» **STATED PROBLEM**: How many lines of the entries below include the word "JSON"? Answer with the number alone.

» **EXTRACTED ENTRIES**:
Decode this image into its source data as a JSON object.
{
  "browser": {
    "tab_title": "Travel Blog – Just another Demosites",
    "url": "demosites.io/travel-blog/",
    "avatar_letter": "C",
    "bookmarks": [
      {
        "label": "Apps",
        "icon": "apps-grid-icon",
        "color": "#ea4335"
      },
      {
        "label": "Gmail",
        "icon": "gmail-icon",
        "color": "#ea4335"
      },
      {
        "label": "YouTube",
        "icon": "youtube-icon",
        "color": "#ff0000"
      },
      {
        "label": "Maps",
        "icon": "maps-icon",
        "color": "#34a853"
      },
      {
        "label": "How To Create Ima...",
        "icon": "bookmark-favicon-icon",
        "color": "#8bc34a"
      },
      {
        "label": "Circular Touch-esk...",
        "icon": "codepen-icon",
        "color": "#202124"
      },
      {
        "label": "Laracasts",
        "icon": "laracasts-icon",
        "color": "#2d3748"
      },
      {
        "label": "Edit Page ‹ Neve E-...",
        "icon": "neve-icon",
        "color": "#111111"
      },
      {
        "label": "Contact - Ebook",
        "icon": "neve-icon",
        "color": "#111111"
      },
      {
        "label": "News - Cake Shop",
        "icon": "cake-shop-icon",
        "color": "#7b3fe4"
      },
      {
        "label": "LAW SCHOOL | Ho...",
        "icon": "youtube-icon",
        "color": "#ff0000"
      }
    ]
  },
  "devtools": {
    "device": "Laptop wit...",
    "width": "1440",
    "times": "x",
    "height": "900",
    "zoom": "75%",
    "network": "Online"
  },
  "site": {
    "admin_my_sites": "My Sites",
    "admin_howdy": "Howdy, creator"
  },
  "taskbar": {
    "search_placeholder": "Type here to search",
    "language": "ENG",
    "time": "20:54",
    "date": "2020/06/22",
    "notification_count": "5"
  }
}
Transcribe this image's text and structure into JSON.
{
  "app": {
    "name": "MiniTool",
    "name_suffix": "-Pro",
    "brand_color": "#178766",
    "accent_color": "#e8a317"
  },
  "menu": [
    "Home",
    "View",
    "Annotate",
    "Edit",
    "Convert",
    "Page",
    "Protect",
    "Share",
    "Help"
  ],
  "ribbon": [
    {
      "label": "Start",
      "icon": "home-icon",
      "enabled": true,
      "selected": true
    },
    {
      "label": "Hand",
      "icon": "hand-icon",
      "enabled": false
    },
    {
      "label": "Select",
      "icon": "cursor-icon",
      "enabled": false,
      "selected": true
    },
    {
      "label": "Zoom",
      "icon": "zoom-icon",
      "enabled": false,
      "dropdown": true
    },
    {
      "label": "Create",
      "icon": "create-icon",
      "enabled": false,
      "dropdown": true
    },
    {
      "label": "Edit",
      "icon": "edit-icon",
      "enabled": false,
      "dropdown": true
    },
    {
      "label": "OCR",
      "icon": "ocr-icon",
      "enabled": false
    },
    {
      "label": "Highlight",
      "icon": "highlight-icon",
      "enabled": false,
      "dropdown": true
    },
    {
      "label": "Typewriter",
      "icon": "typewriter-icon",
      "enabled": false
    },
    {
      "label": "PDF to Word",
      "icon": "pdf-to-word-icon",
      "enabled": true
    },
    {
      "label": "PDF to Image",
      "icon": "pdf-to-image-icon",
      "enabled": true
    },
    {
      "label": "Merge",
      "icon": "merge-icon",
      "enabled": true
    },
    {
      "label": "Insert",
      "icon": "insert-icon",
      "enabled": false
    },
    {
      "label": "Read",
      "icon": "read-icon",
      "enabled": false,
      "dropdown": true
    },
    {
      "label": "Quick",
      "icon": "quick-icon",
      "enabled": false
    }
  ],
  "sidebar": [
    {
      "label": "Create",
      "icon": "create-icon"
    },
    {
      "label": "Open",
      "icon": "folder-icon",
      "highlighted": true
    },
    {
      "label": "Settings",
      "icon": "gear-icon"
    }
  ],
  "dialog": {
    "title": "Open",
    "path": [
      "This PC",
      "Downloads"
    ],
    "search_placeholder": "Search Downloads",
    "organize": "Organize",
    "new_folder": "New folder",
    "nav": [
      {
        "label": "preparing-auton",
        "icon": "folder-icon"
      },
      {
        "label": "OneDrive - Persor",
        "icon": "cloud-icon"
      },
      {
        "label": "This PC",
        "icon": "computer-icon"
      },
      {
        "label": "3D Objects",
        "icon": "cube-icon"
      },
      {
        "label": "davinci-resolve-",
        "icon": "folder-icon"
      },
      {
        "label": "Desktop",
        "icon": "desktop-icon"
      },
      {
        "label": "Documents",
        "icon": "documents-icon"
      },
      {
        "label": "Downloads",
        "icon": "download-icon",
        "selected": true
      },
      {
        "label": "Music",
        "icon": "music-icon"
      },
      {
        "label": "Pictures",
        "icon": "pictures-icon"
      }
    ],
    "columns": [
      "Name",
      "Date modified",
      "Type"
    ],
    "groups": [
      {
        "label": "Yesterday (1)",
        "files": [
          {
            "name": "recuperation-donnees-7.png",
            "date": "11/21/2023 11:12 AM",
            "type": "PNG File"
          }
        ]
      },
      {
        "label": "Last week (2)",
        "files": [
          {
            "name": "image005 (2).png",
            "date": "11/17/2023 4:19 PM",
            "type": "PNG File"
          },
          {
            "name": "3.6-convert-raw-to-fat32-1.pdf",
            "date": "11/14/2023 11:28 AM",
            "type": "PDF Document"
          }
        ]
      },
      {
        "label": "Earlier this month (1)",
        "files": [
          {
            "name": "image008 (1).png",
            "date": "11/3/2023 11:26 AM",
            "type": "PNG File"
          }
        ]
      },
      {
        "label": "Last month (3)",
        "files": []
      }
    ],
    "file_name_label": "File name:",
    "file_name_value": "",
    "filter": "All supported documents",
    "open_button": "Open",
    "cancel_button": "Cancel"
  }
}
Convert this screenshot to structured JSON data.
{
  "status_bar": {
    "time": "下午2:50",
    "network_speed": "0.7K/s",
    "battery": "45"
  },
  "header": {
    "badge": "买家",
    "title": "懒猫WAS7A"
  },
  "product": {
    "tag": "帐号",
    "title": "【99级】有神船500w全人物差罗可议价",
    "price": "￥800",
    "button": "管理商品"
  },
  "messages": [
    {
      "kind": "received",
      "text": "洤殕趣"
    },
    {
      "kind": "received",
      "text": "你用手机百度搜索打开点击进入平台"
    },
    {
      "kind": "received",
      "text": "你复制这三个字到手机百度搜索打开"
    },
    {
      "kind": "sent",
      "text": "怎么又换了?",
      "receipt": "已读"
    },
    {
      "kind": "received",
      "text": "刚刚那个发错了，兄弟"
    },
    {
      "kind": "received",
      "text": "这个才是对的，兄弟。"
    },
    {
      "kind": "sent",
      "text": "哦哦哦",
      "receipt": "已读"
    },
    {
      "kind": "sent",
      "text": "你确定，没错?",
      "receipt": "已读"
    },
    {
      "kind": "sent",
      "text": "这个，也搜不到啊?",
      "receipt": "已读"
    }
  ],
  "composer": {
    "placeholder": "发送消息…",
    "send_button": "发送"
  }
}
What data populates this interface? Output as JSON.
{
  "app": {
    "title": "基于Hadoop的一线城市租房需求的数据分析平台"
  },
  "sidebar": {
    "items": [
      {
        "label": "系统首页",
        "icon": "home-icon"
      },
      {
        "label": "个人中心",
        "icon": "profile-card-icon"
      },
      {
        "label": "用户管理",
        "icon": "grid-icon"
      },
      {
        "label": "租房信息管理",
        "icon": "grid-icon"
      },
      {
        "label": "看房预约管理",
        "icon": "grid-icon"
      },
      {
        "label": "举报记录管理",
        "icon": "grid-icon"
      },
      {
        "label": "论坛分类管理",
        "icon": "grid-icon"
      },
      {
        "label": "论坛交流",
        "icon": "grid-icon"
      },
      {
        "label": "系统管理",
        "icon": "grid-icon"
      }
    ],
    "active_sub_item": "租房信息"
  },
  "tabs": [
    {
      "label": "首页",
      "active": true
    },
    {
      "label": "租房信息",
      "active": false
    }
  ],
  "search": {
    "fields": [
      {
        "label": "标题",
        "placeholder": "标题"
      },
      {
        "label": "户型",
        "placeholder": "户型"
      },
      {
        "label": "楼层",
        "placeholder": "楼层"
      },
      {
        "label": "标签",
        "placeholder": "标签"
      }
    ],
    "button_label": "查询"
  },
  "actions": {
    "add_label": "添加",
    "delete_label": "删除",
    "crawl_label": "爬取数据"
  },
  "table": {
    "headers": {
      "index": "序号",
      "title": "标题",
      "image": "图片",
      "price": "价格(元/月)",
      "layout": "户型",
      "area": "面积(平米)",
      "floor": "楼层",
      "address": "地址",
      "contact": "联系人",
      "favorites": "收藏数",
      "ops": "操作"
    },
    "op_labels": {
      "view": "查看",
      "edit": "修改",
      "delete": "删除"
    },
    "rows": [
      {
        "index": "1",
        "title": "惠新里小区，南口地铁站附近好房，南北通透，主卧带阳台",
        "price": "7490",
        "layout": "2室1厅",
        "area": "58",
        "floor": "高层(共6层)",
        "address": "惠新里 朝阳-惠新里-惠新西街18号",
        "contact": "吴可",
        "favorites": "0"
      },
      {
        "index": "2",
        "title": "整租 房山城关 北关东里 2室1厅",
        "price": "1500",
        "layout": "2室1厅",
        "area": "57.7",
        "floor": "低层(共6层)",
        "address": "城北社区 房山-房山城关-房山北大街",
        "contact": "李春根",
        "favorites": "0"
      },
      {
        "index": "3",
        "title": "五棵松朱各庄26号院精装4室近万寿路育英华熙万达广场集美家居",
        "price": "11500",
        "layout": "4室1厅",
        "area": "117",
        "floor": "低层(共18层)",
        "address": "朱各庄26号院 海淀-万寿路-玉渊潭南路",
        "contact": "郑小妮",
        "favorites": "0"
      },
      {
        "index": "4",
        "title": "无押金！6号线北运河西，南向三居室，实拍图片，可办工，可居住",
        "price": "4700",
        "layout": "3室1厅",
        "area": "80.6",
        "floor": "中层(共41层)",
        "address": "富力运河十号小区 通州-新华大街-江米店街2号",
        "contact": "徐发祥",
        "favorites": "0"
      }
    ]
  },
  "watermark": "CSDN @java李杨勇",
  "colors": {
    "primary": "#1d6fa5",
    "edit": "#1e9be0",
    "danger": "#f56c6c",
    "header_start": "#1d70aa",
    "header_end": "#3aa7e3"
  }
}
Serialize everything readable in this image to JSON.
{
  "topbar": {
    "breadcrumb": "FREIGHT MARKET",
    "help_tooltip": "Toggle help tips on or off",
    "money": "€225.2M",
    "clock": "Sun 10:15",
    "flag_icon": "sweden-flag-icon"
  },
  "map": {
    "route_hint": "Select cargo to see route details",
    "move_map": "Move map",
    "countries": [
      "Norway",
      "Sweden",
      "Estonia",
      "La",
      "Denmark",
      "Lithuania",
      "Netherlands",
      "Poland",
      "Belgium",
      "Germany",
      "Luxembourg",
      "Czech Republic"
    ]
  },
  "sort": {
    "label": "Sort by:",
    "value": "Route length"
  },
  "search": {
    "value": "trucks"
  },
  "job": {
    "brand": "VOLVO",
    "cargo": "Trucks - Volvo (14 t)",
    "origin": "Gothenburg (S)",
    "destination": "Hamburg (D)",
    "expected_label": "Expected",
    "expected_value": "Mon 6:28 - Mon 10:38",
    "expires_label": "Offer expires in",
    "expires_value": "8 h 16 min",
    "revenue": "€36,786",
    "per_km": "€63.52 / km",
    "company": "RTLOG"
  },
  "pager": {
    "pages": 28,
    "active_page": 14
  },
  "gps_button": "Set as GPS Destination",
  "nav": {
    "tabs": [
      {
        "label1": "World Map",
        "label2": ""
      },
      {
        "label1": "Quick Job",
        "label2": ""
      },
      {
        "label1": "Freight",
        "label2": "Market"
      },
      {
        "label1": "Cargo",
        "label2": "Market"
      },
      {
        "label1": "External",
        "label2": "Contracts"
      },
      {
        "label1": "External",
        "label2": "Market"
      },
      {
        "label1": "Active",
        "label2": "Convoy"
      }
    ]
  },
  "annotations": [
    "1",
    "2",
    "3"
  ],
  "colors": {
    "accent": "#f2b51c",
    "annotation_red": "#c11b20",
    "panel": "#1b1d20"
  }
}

» **SOLVED EXERCISE**: 5